# MATERIAL PROVIDED
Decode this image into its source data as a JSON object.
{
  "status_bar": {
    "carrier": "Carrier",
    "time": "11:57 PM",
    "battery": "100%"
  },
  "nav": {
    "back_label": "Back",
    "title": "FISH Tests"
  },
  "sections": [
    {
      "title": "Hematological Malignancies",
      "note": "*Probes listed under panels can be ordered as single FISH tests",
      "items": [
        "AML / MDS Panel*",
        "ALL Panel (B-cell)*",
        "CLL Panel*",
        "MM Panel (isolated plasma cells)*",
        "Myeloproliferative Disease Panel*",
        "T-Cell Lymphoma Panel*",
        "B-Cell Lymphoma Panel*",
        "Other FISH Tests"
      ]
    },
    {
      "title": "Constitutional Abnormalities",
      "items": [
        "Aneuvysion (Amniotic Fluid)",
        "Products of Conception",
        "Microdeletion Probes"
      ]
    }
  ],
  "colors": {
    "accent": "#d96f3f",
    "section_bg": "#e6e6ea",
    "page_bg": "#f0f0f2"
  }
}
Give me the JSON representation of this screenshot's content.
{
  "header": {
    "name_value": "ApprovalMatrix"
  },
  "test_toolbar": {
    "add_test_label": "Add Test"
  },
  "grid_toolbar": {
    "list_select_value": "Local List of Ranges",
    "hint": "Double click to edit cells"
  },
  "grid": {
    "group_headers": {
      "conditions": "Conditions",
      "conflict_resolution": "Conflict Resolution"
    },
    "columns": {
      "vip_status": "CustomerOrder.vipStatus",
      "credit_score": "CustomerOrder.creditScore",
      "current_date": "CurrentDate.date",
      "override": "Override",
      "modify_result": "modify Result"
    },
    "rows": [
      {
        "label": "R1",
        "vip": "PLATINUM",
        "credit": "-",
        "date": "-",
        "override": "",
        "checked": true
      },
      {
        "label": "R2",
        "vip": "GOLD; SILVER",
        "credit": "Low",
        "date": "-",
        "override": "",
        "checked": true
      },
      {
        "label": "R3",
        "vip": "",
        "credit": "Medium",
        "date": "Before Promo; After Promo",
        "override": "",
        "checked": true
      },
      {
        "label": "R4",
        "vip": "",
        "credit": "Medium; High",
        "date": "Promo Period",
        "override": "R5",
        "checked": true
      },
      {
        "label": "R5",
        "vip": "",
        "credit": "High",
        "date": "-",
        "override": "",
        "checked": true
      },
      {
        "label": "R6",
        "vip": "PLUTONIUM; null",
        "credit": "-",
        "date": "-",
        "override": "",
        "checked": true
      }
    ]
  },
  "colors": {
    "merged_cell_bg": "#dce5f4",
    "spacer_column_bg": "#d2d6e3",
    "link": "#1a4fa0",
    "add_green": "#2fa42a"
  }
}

# REQUIRED WORK
Looking through the data above, count the lines that include the string "JSON" and give only the count.

# TASK RESULT
2